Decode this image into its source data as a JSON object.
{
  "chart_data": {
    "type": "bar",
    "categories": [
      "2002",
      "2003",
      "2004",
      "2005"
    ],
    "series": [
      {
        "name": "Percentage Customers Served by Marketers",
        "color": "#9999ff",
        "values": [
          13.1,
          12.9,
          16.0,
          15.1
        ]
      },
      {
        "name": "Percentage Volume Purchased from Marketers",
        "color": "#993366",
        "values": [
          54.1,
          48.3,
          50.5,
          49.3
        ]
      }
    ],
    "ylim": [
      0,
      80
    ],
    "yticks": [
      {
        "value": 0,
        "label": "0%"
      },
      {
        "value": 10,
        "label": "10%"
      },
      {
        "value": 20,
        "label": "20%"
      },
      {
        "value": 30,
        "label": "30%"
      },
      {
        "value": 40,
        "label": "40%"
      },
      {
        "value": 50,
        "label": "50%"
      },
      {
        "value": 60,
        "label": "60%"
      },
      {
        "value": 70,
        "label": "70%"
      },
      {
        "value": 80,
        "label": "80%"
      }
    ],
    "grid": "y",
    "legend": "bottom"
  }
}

□ □ □ □ □ □ □

• [Written problem]: Of the lines in this listing, how many contain "Percentage"? Reply with the number and nothing more.

• [Exercise response]: 2